### Data supplied

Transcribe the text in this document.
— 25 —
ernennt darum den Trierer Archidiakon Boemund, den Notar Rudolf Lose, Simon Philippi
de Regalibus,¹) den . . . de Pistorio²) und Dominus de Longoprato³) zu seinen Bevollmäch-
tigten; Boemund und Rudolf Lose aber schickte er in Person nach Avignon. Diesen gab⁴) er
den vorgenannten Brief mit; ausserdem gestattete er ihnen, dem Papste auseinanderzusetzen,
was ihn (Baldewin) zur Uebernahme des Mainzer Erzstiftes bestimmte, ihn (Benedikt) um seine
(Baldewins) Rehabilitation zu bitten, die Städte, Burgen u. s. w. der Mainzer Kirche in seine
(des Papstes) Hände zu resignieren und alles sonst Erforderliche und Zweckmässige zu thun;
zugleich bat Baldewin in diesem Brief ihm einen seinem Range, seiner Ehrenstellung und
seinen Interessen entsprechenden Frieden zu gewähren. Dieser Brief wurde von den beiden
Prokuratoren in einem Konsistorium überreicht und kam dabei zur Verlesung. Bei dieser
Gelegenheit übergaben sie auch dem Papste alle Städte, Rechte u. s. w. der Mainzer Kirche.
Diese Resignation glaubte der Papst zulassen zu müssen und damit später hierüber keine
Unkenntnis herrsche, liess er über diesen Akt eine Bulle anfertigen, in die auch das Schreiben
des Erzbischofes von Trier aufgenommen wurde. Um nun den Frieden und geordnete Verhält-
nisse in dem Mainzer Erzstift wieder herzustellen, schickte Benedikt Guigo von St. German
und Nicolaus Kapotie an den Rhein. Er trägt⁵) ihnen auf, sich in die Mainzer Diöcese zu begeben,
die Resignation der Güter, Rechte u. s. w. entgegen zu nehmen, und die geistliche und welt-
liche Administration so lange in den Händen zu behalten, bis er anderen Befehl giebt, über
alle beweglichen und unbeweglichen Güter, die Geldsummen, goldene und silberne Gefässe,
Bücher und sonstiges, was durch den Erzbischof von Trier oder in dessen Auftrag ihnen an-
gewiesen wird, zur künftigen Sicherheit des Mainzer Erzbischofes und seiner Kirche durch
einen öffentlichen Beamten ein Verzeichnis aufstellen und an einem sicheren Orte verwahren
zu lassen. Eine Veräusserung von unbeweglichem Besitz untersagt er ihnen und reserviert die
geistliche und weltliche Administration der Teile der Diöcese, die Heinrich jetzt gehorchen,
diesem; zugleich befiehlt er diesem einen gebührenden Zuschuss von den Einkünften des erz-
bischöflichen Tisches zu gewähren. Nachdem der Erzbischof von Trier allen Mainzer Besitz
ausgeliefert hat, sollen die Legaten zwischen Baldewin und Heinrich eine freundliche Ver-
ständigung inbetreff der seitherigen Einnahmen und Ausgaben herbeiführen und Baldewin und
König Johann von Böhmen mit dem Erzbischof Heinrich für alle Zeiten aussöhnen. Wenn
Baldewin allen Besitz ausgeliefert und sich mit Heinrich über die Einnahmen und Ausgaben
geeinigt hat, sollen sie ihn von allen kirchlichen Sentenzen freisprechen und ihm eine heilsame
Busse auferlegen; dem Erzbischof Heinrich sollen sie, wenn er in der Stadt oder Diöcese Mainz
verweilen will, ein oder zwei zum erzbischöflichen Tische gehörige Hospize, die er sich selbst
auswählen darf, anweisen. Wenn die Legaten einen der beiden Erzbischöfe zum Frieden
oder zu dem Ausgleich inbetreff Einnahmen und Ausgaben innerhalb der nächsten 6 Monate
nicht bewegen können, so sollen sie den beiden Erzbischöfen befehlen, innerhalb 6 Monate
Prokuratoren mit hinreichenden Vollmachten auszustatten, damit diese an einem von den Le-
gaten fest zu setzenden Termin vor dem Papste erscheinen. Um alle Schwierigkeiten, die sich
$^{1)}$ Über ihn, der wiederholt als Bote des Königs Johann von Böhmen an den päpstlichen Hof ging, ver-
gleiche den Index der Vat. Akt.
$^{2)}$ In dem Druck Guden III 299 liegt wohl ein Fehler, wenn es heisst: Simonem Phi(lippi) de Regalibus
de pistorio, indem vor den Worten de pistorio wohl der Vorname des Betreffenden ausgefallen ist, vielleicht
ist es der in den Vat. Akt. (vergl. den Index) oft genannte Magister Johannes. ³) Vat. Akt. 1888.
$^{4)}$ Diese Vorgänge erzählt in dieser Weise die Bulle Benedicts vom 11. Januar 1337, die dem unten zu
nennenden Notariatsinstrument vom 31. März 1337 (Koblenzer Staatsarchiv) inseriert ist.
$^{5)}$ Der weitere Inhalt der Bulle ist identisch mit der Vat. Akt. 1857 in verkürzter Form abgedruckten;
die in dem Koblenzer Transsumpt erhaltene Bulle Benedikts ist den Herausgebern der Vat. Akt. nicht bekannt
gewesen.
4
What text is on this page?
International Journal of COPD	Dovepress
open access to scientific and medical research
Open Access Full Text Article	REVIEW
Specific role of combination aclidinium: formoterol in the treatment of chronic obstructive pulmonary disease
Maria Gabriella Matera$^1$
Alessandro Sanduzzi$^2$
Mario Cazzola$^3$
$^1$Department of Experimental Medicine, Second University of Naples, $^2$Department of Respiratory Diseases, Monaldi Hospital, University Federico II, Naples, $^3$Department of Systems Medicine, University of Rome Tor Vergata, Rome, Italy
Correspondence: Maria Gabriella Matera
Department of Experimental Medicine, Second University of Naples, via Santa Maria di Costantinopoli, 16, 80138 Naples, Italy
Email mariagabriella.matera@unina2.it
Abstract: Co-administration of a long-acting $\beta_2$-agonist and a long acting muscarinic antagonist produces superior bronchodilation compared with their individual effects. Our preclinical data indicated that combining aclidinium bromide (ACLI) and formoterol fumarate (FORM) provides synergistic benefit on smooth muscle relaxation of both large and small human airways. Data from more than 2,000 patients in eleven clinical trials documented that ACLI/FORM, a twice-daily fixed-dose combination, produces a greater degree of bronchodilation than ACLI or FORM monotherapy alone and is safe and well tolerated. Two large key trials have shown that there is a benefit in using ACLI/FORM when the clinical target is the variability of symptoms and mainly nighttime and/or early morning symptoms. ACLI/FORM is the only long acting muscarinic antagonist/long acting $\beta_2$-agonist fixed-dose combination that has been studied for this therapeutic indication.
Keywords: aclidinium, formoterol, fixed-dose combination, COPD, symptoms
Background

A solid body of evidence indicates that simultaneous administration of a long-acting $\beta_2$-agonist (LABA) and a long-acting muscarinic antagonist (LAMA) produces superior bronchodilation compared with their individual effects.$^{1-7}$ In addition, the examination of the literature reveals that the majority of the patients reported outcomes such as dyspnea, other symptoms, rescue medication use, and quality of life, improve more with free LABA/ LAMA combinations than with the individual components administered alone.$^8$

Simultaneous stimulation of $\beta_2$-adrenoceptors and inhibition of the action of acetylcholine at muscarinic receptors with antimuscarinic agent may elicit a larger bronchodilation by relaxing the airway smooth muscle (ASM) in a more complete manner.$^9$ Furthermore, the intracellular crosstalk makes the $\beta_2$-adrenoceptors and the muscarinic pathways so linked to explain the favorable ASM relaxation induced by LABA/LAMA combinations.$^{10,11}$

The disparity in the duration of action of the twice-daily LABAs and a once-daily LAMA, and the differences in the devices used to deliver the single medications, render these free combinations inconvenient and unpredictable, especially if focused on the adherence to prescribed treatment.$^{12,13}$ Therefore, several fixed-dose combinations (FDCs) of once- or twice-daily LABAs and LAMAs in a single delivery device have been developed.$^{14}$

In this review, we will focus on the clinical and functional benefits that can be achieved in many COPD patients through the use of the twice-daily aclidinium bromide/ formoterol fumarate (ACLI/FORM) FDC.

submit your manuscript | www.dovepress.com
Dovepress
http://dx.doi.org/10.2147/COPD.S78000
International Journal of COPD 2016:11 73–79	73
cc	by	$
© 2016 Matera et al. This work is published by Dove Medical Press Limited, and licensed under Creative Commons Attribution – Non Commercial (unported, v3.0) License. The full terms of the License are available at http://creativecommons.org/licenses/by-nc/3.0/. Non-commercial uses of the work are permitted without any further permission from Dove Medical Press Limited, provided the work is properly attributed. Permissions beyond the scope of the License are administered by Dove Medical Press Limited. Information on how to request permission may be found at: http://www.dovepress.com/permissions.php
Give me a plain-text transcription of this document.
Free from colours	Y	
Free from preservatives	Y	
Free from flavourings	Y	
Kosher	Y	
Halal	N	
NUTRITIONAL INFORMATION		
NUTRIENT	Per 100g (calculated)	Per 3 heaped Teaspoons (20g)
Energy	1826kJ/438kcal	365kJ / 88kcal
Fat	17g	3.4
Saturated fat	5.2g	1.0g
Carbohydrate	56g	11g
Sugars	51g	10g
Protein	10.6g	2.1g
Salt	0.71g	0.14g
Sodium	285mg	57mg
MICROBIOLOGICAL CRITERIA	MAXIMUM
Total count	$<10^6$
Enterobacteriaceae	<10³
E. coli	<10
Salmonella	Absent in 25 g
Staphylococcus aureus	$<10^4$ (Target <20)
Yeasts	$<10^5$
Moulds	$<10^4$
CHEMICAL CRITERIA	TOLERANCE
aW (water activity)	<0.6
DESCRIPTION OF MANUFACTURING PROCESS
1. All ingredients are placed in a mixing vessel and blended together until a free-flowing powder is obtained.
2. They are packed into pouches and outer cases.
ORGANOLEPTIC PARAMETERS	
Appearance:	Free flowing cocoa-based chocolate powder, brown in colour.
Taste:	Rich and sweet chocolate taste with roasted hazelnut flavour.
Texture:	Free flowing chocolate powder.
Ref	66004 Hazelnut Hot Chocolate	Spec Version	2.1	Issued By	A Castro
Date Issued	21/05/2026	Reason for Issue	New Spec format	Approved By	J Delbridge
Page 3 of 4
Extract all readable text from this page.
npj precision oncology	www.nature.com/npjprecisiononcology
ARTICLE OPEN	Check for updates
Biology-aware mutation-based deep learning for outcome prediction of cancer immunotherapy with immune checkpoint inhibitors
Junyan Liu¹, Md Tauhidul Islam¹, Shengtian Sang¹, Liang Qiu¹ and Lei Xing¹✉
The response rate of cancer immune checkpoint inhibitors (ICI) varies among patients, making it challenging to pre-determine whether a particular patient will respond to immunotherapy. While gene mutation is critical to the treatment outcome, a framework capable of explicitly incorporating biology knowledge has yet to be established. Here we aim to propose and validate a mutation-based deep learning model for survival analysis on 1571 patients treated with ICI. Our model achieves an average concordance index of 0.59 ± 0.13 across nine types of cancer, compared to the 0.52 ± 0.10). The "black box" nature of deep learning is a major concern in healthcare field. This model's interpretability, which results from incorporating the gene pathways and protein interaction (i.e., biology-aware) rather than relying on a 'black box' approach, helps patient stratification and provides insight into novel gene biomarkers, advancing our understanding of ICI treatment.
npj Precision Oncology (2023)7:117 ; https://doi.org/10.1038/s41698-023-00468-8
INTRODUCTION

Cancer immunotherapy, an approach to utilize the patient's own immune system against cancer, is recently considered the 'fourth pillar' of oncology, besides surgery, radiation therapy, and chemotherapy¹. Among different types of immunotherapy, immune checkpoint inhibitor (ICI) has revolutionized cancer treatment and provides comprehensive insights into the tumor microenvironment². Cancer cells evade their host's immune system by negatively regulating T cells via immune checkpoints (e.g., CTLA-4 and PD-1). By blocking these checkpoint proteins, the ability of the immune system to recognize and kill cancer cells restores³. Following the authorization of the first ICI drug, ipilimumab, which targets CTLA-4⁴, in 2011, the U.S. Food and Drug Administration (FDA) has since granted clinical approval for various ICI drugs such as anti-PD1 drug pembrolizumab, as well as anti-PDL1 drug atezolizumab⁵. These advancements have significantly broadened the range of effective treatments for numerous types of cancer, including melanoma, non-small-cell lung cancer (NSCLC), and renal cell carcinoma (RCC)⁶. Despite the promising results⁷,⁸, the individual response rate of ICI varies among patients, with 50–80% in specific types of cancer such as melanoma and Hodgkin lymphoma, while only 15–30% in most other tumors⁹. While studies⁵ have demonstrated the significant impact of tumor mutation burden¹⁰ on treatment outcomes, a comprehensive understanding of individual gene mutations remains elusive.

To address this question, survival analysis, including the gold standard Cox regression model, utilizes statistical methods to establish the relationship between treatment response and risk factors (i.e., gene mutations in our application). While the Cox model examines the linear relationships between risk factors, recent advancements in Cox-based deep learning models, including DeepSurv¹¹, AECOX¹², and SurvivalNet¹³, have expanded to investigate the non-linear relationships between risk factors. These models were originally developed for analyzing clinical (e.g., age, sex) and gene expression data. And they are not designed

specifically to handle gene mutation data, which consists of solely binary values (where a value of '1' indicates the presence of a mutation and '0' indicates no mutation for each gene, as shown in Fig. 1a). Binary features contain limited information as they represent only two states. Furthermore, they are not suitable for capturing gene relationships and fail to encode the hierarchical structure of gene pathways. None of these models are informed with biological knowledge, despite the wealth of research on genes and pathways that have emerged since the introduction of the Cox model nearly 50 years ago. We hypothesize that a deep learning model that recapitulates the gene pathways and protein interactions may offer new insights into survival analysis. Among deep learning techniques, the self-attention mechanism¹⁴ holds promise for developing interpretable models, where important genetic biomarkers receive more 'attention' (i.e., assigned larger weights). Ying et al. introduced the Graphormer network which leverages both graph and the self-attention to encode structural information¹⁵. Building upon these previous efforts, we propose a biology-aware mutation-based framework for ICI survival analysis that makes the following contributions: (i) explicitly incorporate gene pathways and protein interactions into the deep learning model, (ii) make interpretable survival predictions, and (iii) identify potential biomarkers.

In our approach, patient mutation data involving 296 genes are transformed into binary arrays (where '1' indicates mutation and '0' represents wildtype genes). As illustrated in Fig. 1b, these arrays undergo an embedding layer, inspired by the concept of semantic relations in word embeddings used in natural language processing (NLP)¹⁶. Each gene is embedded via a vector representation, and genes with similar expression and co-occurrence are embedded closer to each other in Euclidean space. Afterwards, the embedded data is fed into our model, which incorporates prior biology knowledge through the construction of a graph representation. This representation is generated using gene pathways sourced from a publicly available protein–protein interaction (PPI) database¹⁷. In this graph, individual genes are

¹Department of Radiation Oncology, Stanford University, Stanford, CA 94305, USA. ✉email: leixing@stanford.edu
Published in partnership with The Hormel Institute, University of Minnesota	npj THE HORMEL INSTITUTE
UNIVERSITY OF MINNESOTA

### Prompt
Within the listing above, copy each line that has the string "Resignation".

### Exercise output
Diese Resignation glaubte der Papst zulassen zu müssen und damit später hierüber keine
die Resignation der Güter, Rechte u. s. w. entgegen zu nehmen, und die geistliche und welt-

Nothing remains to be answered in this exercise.